- Dataset excerpts
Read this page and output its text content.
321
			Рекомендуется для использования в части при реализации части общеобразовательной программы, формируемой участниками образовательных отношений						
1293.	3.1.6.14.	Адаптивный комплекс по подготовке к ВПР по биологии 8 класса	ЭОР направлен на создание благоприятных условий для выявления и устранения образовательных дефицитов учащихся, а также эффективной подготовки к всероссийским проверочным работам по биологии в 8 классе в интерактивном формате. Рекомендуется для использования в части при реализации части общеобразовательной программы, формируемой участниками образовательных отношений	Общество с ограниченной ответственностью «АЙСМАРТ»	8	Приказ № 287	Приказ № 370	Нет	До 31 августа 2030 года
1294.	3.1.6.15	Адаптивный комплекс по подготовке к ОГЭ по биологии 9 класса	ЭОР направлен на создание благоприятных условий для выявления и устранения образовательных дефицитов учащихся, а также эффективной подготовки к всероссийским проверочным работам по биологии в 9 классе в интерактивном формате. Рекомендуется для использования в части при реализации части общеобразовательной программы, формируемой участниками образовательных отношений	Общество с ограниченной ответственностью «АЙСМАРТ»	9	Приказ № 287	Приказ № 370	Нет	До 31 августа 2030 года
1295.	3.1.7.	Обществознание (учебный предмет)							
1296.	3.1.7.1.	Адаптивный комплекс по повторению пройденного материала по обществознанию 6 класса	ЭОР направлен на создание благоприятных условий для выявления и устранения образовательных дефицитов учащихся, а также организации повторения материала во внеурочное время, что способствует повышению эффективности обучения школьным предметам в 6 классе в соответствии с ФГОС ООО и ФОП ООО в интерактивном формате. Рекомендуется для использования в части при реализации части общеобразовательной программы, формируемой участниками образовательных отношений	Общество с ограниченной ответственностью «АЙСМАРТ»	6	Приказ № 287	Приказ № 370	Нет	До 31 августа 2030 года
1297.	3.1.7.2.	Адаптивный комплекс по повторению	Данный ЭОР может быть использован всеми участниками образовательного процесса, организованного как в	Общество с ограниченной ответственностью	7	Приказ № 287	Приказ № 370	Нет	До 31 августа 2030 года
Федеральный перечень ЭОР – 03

- Task directions
Look through the entries above and count each line holding "эффективной"; report the count alone.

- Output of the task
2